Problem description
Return the listing below unchanged, minus its pictures.

Stored data
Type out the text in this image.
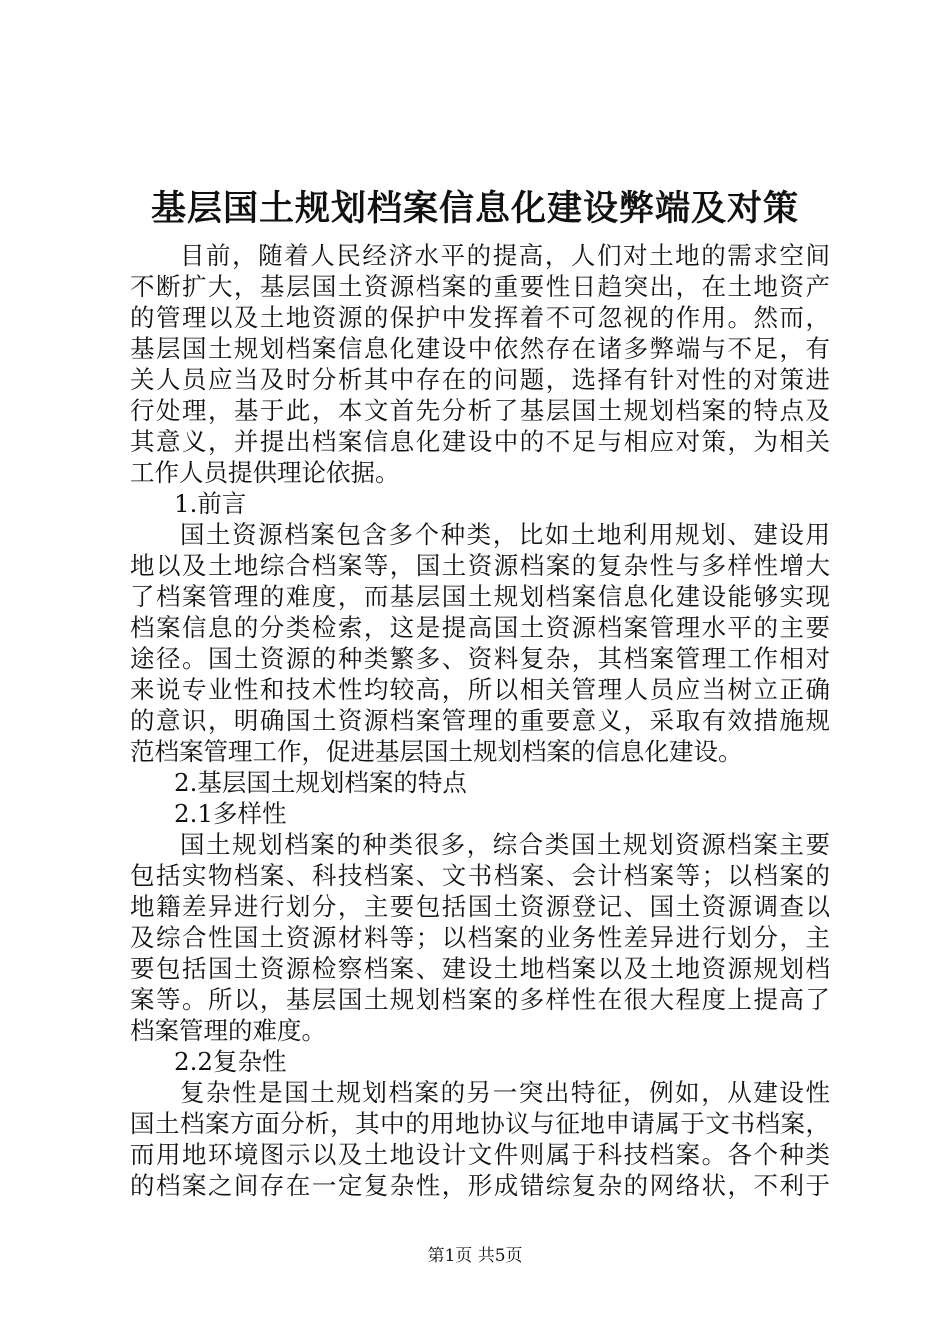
基层国土规划档案信息化建设弊端及对策
目前，随着人民经济水平的提高，人们对土地的需求空间
不断扩大，基层国土资源档案的重要性日趋突出，在土地资产
的管理以及土地资源的保护中发挥着不可忽视的作用。然而，
基层国土规划档案信息化建设中依然存在诸多弊端与不足，有
关人员应当及时分析其中存在的问题，选择有针对性的对策进
行处理，基于此，本文首先分析了基层国土规划档案的特点及
其意义，并提出档案信息化建设中的不足与相应对策，为相关
工作人员提供理论依据。
1.前言
国土资源档案包含多个种类，比如土地利用规划、建设用
地以及土地综合档案等，国土资源档案的复杂性与多样性增大
了档案管理的难度，而基层国土规划档案信息化建设能够实现
档案信息的分类检索，这是提高国土资源档案管理水平的主要
途径。国土资源的种类繁多、资料复杂，其档案管理工作相对
来说专业性和技术性均较高，所以相关管理人员应当树立正确
的意识，明确国土资源档案管理的重要意义，采取有效措施规
范档案管理工作，促进基层国土规划档案的信息化建设。
2.基层国土规划档案的特点
2.1多样性
国土规划档案的种类很多，综合类国土规划资源档案主要
包括实物档案、科技档案、文书档案、会计档案等；以档案的
地籍差异进行划分，主要包括国土资源登记、国土资源调查以
及综合性国土资源材料等；以档案的业务性差异进行划分，主
要包括国土资源检察档案、建设土地档案以及土地资源规划档
案等。所以，基层国土规划档案的多样性在很大程度上提高了
档案管理的难度。
2.2复杂性
复杂性是国土规划档案的另一突出特征，例如，从建设性
国土档案方面分析，其中的用地协议与征地申请属于文书档案，
而用地环境图示以及土地设计文件则属于科技档案。各个种类
的档案之间存在一定复杂性，形成错综复杂的网络状，不利于
第1页 共5页
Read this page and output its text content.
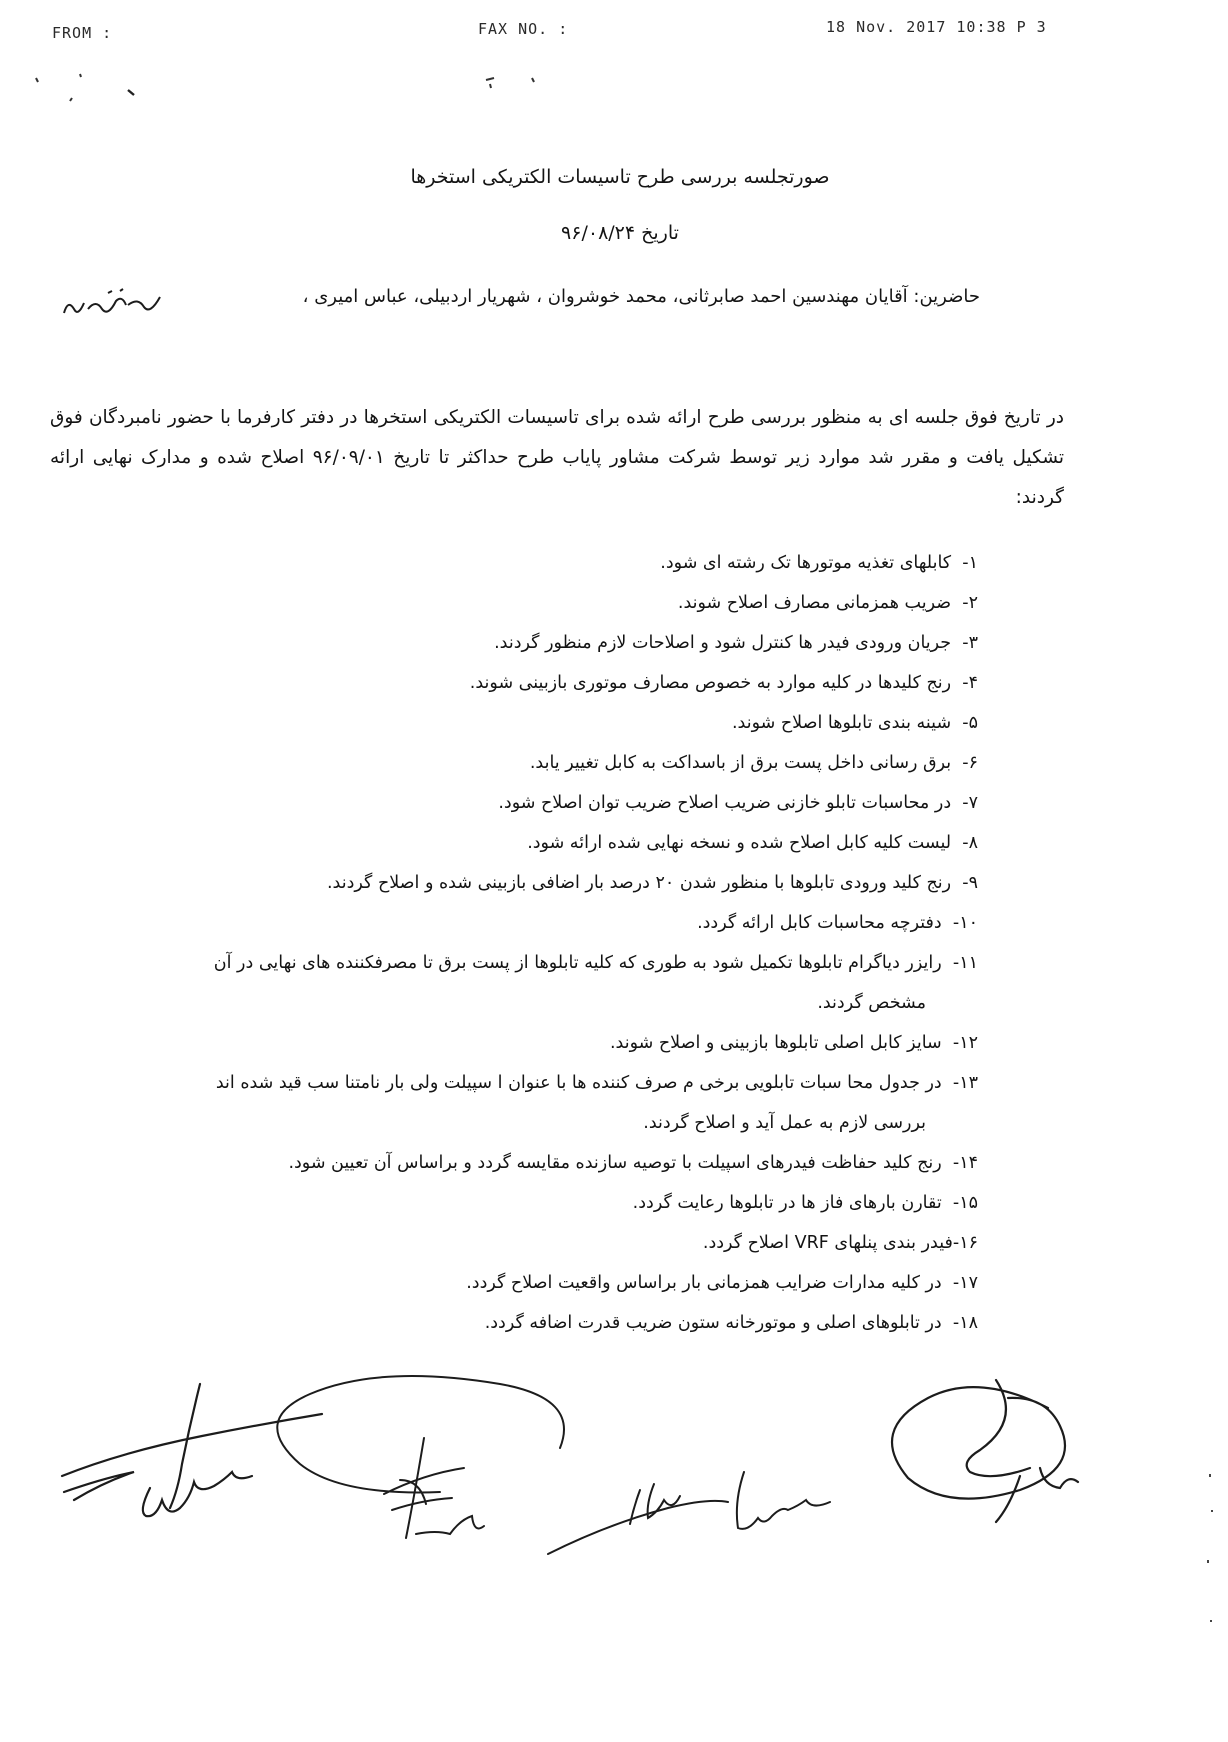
FROM :	FAX NO. :	18 Nov. 2017 10:38 P 3
صورتجلسه بررسی طرح تاسیسات الکتریکی استخرها
تاریخ ۹۶/۰۸/۲۴
حاضرین: آقایان مهندسین احمد صابرثانی، محمد خوشروان ، شهریار اردبیلی، عباس امیری ،
در تاریخ فوق جلسه ای به منظور بررسی طرح ارائه شده برای تاسیسات الکتریکی استخرها در دفتر کارفرما با حضور نامبردگان فوق تشکیل یافت و مقرر شد موارد زیر توسط شرکت مشاور پایاب طرح حداکثر تا تاریخ ۹۶/۰۹/۰۱ اصلاح شده و مدارک نهایی ارائه گردند:
۱-  کابلهای تغذیه موتورها تک رشته ای شود.
۲-  ضریب همزمانی مصارف اصلاح شوند.
۳-  جریان ورودی فیدر ها کنترل شود و اصلاحات لازم منظور گردند.
۴-  رنج کلیدها در کلیه موارد به خصوص مصارف موتوری بازبینی شوند.
۵-  شینه بندی تابلوها اصلاح شوند.
۶-  برق رسانی داخل پست برق از باسداکت به کابل تغییر یابد.
۷-  در محاسبات تابلو خازنی ضریب اصلاح ضریب توان اصلاح شود.
۸-  لیست کلیه کابل اصلاح شده و نسخه نهایی شده ارائه شود.
۹-  رنج کلید ورودی تابلوها با منظور شدن ۲۰ درصد بار اضافی بازبینی شده و اصلاح گردند.
۱۰-  دفترچه محاسبات کابل ارائه گردد.
۱۱-  رایزر دیاگرام تابلوها تکمیل شود به طوری که کلیه تابلوها از پست برق تا مصرفکننده های نهایی در آن
مشخص گردند.
۱۲-  سایز کابل اصلی تابلوها بازبینی و اصلاح شوند.
۱۳-  در جدول محا سبات تابلویی برخی م صرف کننده ها با عنوان ا سپیلت ولی بار نامتنا سب قید شده اند
بررسی لازم به عمل آید و اصلاح گردند.
۱۴-  رنج کلید حفاظت فیدرهای اسپیلت با توصیه سازنده مقایسه گردد و براساس آن تعیین شود.
۱۵-  تقارن بارهای فاز ها در تابلوها رعایت گردد.
۱۶-فیدر بندی پنلهای VRF اصلاح گردد.
۱۷-  در کلیه مدارات ضرایب همزمانی بار براساس واقعیت اصلاح گردد.
۱۸-  در تابلوهای اصلی و موتورخانه ستون ضریب قدرت اضافه گردد.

Answer for the task
Type out the text in this image.
基层国土规划档案信息化建设弊端及对策
目前，随着人民经济水平的提高，人们对土地的需求空间
不断扩大，基层国土资源档案的重要性日趋突出，在土地资产
的管理以及土地资源的保护中发挥着不可忽视的作用。然而，
基层国土规划档案信息化建设中依然存在诸多弊端与不足，有
关人员应当及时分析其中存在的问题，选择有针对性的对策进
行处理，基于此，本文首先分析了基层国土规划档案的特点及
其意义，并提出档案信息化建设中的不足与相应对策，为相关
工作人员提供理论依据。
1.前言
国土资源档案包含多个种类，比如土地利用规划、建设用
地以及土地综合档案等，国土资源档案的复杂性与多样性增大
了档案管理的难度，而基层国土规划档案信息化建设能够实现
档案信息的分类检索，这是提高国土资源档案管理水平的主要
途径。国土资源的种类繁多、资料复杂，其档案管理工作相对
来说专业性和技术性均较高，所以相关管理人员应当树立正确
的意识，明确国土资源档案管理的重要意义，采取有效措施规
范档案管理工作，促进基层国土规划档案的信息化建设。
2.基层国土规划档案的特点
2.1多样性
国土规划档案的种类很多，综合类国土规划资源档案主要
包括实物档案、科技档案、文书档案、会计档案等；以档案的
地籍差异进行划分，主要包括国土资源登记、国土资源调查以
及综合性国土资源材料等；以档案的业务性差异进行划分，主
要包括国土资源检察档案、建设土地档案以及土地资源规划档
案等。所以，基层国土规划档案的多样性在很大程度上提高了
档案管理的难度。
2.2复杂性
复杂性是国土规划档案的另一突出特征，例如，从建设性
国土档案方面分析，其中的用地协议与征地申请属于文书档案，
而用地环境图示以及土地设计文件则属于科技档案。各个种类
的档案之间存在一定复杂性，形成错综复杂的网络状，不利于
第1页 共5页
Read this page and output its text content.
FROM :	FAX NO. :	18 Nov. 2017 10:38 P 3
صورتجلسه بررسی طرح تاسیسات الکتریکی استخرها
تاریخ ۹۶/۰۸/۲۴
حاضرین: آقایان مهندسین احمد صابرثانی، محمد خوشروان ، شهریار اردبیلی، عباس امیری ،
در تاریخ فوق جلسه ای به منظور بررسی طرح ارائه شده برای تاسیسات الکتریکی استخرها در دفتر کارفرما با حضور نامبردگان فوق تشکیل یافت و مقرر شد موارد زیر توسط شرکت مشاور پایاب طرح حداکثر تا تاریخ ۹۶/۰۹/۰۱ اصلاح شده و مدارک نهایی ارائه گردند:
۱-  کابلهای تغذیه موتورها تک رشته ای شود.
۲-  ضریب همزمانی مصارف اصلاح شوند.
۳-  جریان ورودی فیدر ها کنترل شود و اصلاحات لازم منظور گردند.
۴-  رنج کلیدها در کلیه موارد به خصوص مصارف موتوری بازبینی شوند.
۵-  شینه بندی تابلوها اصلاح شوند.
۶-  برق رسانی داخل پست برق از باسداکت به کابل تغییر یابد.
۷-  در محاسبات تابلو خازنی ضریب اصلاح ضریب توان اصلاح شود.
۸-  لیست کلیه کابل اصلاح شده و نسخه نهایی شده ارائه شود.
۹-  رنج کلید ورودی تابلوها با منظور شدن ۲۰ درصد بار اضافی بازبینی شده و اصلاح گردند.
۱۰-  دفترچه محاسبات کابل ارائه گردد.
۱۱-  رایزر دیاگرام تابلوها تکمیل شود به طوری که کلیه تابلوها از پست برق تا مصرفکننده های نهایی در آن
مشخص گردند.
۱۲-  سایز کابل اصلی تابلوها بازبینی و اصلاح شوند.
۱۳-  در جدول محا سبات تابلویی برخی م صرف کننده ها با عنوان ا سپیلت ولی بار نامتنا سب قید شده اند
بررسی لازم به عمل آید و اصلاح گردند.
۱۴-  رنج کلید حفاظت فیدرهای اسپیلت با توصیه سازنده مقایسه گردد و براساس آن تعیین شود.
۱۵-  تقارن بارهای فاز ها در تابلوها رعایت گردد.
۱۶-فیدر بندی پنلهای VRF اصلاح گردد.
۱۷-  در کلیه مدارات ضرایب همزمانی بار براساس واقعیت اصلاح گردد.
۱۸-  در تابلوهای اصلی و موتورخانه ستون ضریب قدرت اضافه گردد.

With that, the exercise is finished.